══ SUPPLIED RECORDS ══

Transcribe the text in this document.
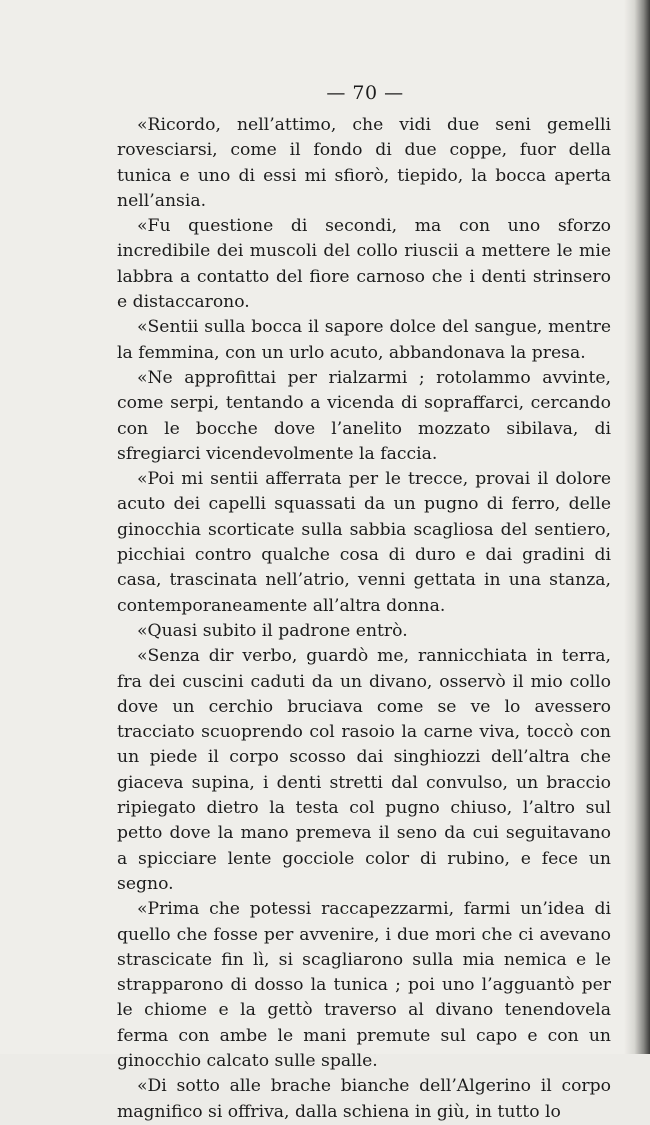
— 70 —

«Ricordo, nell’attimo, che vidi due seni gemelli rovesciarsi, come il fondo di due coppe, fuor della tunica e uno di essi mi sfiorò, tiepido, la bocca aperta nell’ansia.

«Fu questione di secondi, ma con uno sforzo incredibile dei muscoli del collo riuscii a mettere le mie labbra a contatto del fiore carnoso che i denti strinsero e distaccarono.

«Sentii sulla bocca il sapore dolce del sangue, mentre la femmina, con un urlo acuto, abbandonava la presa.

«Ne approfittai per rialzarmi ; rotolammo avvinte, come serpi, tentando a vicenda di sopraffarci, cercando con le bocche dove l’anelito mozzato sibilava, di sfregiarci vicendevolmente la faccia.

«Poi mi sentii afferrata per le trecce, provai il dolore acuto dei capelli squassati da un pugno di ferro, delle ginocchia scorticate sulla sabbia scagliosa del sentiero, picchiai contro qualche cosa di duro e dai gradini di casa, trascinata nell’atrio, venni gettata in una stanza, contemporaneamente all’altra donna.

«Quasi subito il padrone entrò.

«Senza dir verbo, guardò me, rannicchiata in terra, fra dei cuscini caduti da un divano, osservò il mio collo dove un cerchio bruciava come se ve lo avessero tracciato scuoprendo col rasoio la carne viva, toccò con un piede il corpo scosso dai singhiozzi dell’altra che giaceva supina, i denti stretti dal convulso, un braccio ripiegato dietro la testa col pugno chiuso, l’altro sul petto dove la mano premeva il seno da cui seguitavano a spicciare lente gocciole color di rubino, e fece un segno.

«Prima che potessi raccapezzarmi, farmi un’idea di quello che fosse per avvenire, i due mori che ci avevano strascicate fin lì, si scagliarono sulla mia nemica e le strapparono di dosso la tunica ; poi uno l’agguantò per le chiome e la gettò traverso al divano tenendovela ferma con ambe le mani premute sul capo e con un ginocchio calcato sulle spalle.

«Di sotto alle brache bianche dell’Algerino il corpo magnifico si offriva, dalla schiena in giù, in tutto lo
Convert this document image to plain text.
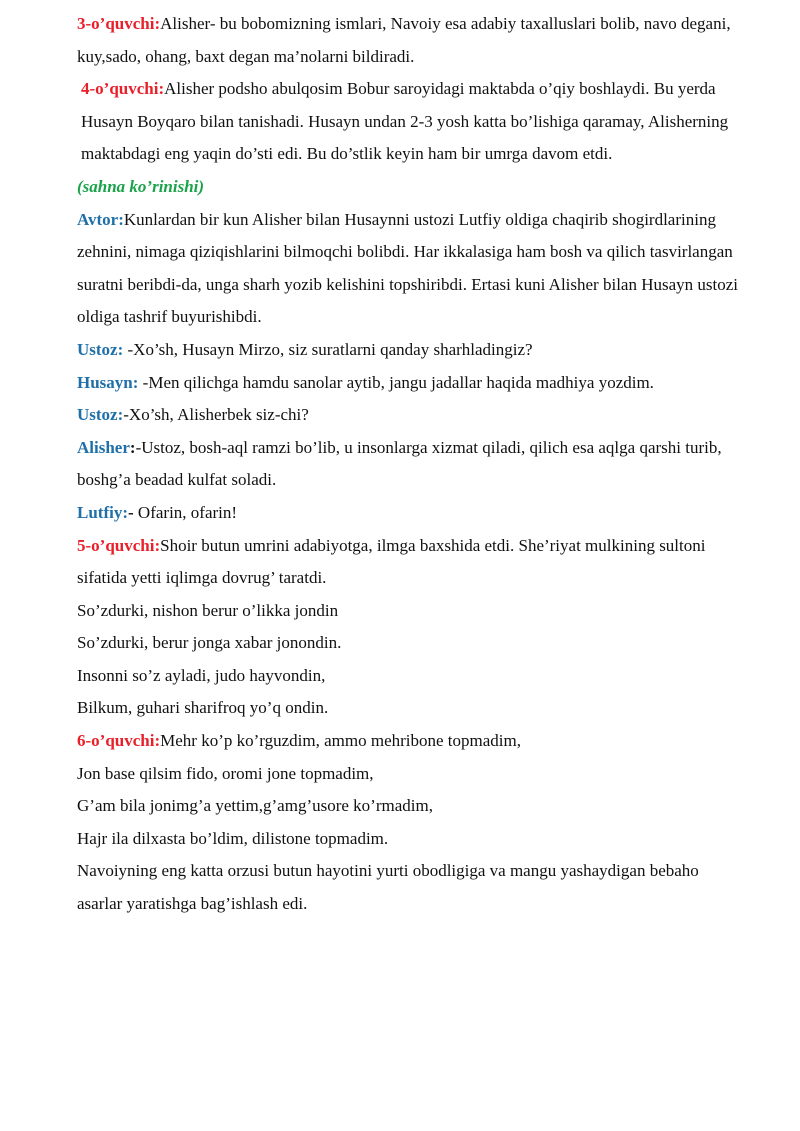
3-o’quvchi:Alisher- bu bobomizning ismlari, Navoiy esa adabiy taxalluslari bolib, navo degani, kuy,sado, ohang, baxt degan ma’nolarni bildiradi.

4-o’quvchi:Alisher podsho abulqosim Bobur saroyidagi maktabda o’qiy boshlaydi. Bu yerda Husayn Boyqaro bilan tanishadi. Husayn undan 2-3 yosh katta bo’lishiga qaramay, Alisherning maktabdagi eng yaqin do’sti edi. Bu do’stlik keyin ham bir umrga davom etdi.

(sahna ko’rinishi)

Avtor:Kunlardan bir kun Alisher bilan Husaynni ustozi Lutfiy oldiga chaqirib shogirdlarining zehnini, nimaga qiziqishlarini bilmoqchi bolibdi. Har ikkalasiga ham bosh va qilich tasvirlangan suratni beribdi-da, unga sharh yozib kelishini topshiribdi. Ertasi kuni Alisher bilan Husayn ustozi oldiga tashrif buyurishibdi.

Ustoz: -Xo’sh, Husayn Mirzo, siz suratlarni qanday sharhladingiz?

Husayn: -Men qilichga hamdu sanolar aytib, jangu jadallar haqida madhiya yozdim.

Ustoz:-Xo’sh, Alisherbek siz-chi?

Alisher:-Ustoz, bosh-aql ramzi bo’lib, u insonlarga xizmat qiladi, qilich esa aqlga qarshi turib, boshg’a beadad kulfat soladi.

Lutfiy:- Ofarin, ofarin!

5-o’quvchi:Shoir butun umrini adabiyotga, ilmga baxshida etdi. She’riyat mulkining sultoni sifatida yetti iqlimga dovrug’ taratdi.

So’zdurki, nishon berur o’likka jondin

So’zdurki, berur jonga xabar jonondin.

Insonni so’z ayladi, judo hayvondin,

Bilkum, guhari sharifroq yo’q ondin.

6-o’quvchi:Mehr ko’p ko’rguzdim, ammo mehribone topmadim,

Jon base qilsim fido, oromi jone topmadim,

G’am bila jonimg’a yettim,g’amg’usore ko’rmadim,

Hajr ila dilxasta bo’ldim, dilistone topmadim.

Navoiyning eng katta orzusi butun hayotini yurti obodligiga va mangu yashaydigan bebaho asarlar yaratishga bag’ishlash edi.
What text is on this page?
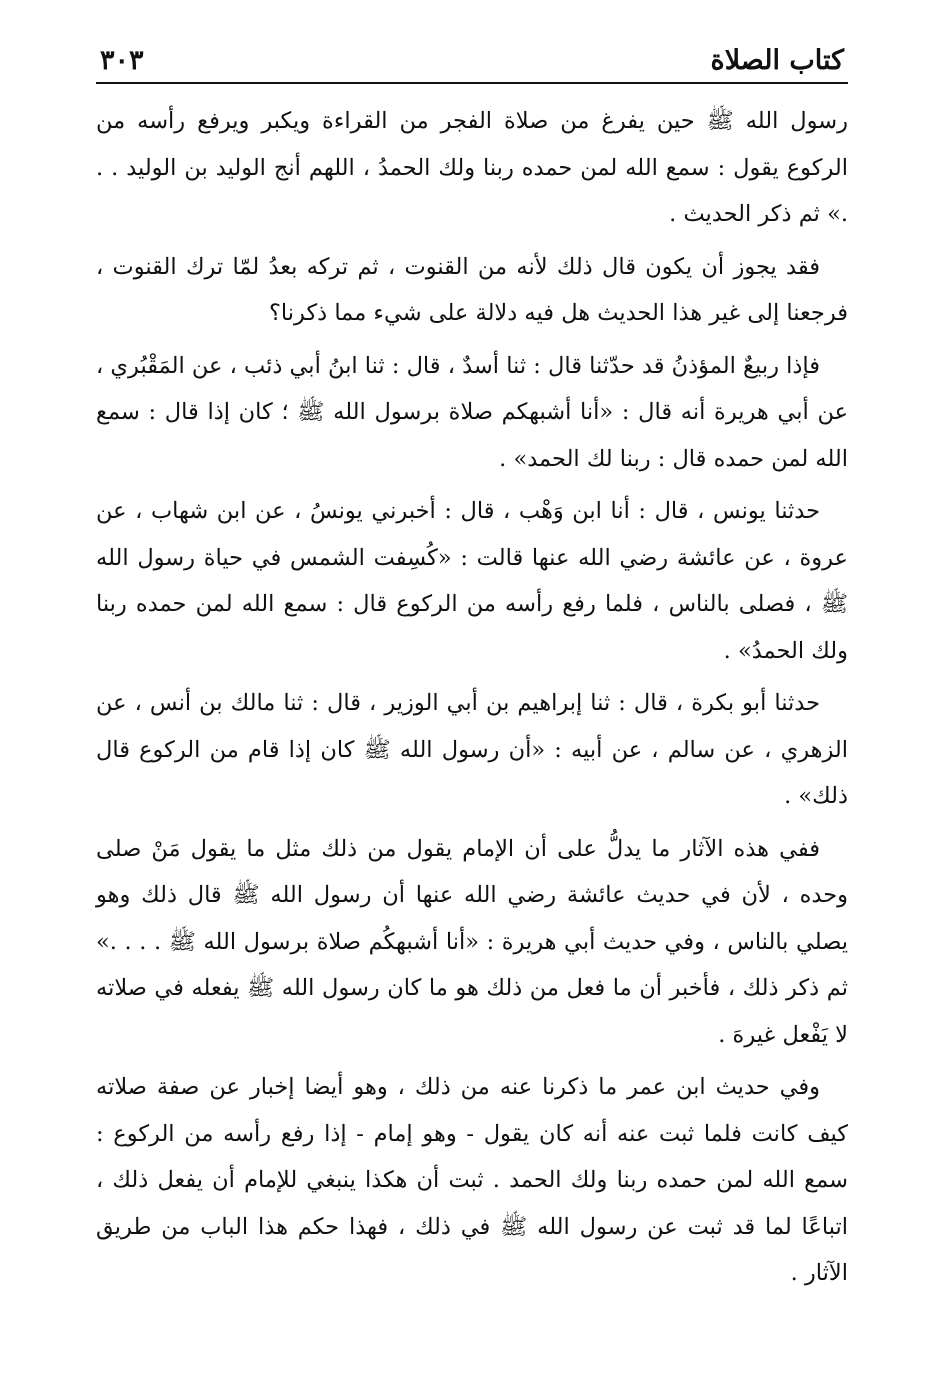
كتاب الصلاة
٣٠٣

رسول الله ﷺ حين يفرغ من صلاة الفجر من القراءة ويكبر ويرفع رأسه من الركوع يقول : سمع الله لمن حمده ربنا ولك الحمدُ ، اللهم أنج الوليد بن الوليد . . .» ثم ذكر الحديث .

فقد يجوز أن يكون قال ذلك لأنه من القنوت ، ثم تركه بعدُ لمّا ترك القنوت ، فرجعنا إلى غير هذا الحديث هل فيه دلالة على شيء مما ذكرنا؟

فإذا ربيعٌ المؤذنُ قد حدّثنا قال : ثنا أسدٌ ، قال : ثنا ابنُ أبي ذئب ، عن المَقْبُري ، عن أبي هريرة أنه قال : «أنا أشبهكم صلاة برسول الله ﷺ ؛ كان إذا قال : سمع الله لمن حمده قال : ربنا لك الحمد» .

حدثنا يونس ، قال : أنا ابن وَهْب ، قال : أخبرني يونسُ ، عن ابن شهاب ، عن عروة ، عن عائشة رضي الله عنها قالت : «كُسِفت الشمس في حياة رسول الله ﷺ ، فصلى بالناس ، فلما رفع رأسه من الركوع قال : سمع الله لمن حمده ربنا ولك الحمدُ» .

حدثنا أبو بكرة ، قال : ثنا إبراهيم بن أبي الوزير ، قال : ثنا مالك بن أنس ، عن الزهري ، عن سالم ، عن أبيه : «أن رسول الله ﷺ كان إذا قام من الركوع قال ذلك» .

ففي هذه الآثار ما يدلُّ على أن الإمام يقول من ذلك مثل ما يقول مَنْ صلى وحده ، لأن في حديث عائشة رضي الله عنها أن رسول الله ﷺ قال ذلك وهو يصلي بالناس ، وفي حديث أبي هريرة : «أنا أشبهكُم صلاة برسول الله ﷺ . . . .» ثم ذكر ذلك ، فأخبر أن ما فعل من ذلك هو ما كان رسول الله ﷺ يفعله في صلاته لا يَفْعل غيرهَ .

وفي حديث ابن عمر ما ذكرنا عنه من ذلك ، وهو أيضا إخبار عن صفة صلاته كيف كانت فلما ثبت عنه أنه كان يقول - وهو إمام - إذا رفع رأسه من الركوع : سمع الله لمن حمده ربنا ولك الحمد . ثبت أن هكذا ينبغي للإمام أن يفعل ذلك ، اتباعًا لما قد ثبت عن رسول الله ﷺ في ذلك ، فهذا حكم هذا الباب من طريق الآثار .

═══

From the line with "What text is on this page?" down to the end of the entries, retype each line exactly as written, but drop the pictures.

What text is on this page?
كتاب الصلاة
٣٠٣

رسول الله ﷺ حين يفرغ من صلاة الفجر من القراءة ويكبر ويرفع رأسه من الركوع يقول : سمع الله لمن حمده ربنا ولك الحمدُ ، اللهم أنج الوليد بن الوليد . . .» ثم ذكر الحديث .

فقد يجوز أن يكون قال ذلك لأنه من القنوت ، ثم تركه بعدُ لمّا ترك القنوت ، فرجعنا إلى غير هذا الحديث هل فيه دلالة على شيء مما ذكرنا؟

فإذا ربيعٌ المؤذنُ قد حدّثنا قال : ثنا أسدٌ ، قال : ثنا ابنُ أبي ذئب ، عن المَقْبُري ، عن أبي هريرة أنه قال : «أنا أشبهكم صلاة برسول الله ﷺ ؛ كان إذا قال : سمع الله لمن حمده قال : ربنا لك الحمد» .

حدثنا يونس ، قال : أنا ابن وَهْب ، قال : أخبرني يونسُ ، عن ابن شهاب ، عن عروة ، عن عائشة رضي الله عنها قالت : «كُسِفت الشمس في حياة رسول الله ﷺ ، فصلى بالناس ، فلما رفع رأسه من الركوع قال : سمع الله لمن حمده ربنا ولك الحمدُ» .

حدثنا أبو بكرة ، قال : ثنا إبراهيم بن أبي الوزير ، قال : ثنا مالك بن أنس ، عن الزهري ، عن سالم ، عن أبيه : «أن رسول الله ﷺ كان إذا قام من الركوع قال ذلك» .

ففي هذه الآثار ما يدلُّ على أن الإمام يقول من ذلك مثل ما يقول مَنْ صلى وحده ، لأن في حديث عائشة رضي الله عنها أن رسول الله ﷺ قال ذلك وهو يصلي بالناس ، وفي حديث أبي هريرة : «أنا أشبهكُم صلاة برسول الله ﷺ . . . .» ثم ذكر ذلك ، فأخبر أن ما فعل من ذلك هو ما كان رسول الله ﷺ يفعله في صلاته لا يَفْعل غيرهَ .

وفي حديث ابن عمر ما ذكرنا عنه من ذلك ، وهو أيضا إخبار عن صفة صلاته كيف كانت فلما ثبت عنه أنه كان يقول - وهو إمام - إذا رفع رأسه من الركوع : سمع الله لمن حمده ربنا ولك الحمد . ثبت أن هكذا ينبغي للإمام أن يفعل ذلك ، اتباعًا لما قد ثبت عن رسول الله ﷺ في ذلك ، فهذا حكم هذا الباب من طريق الآثار .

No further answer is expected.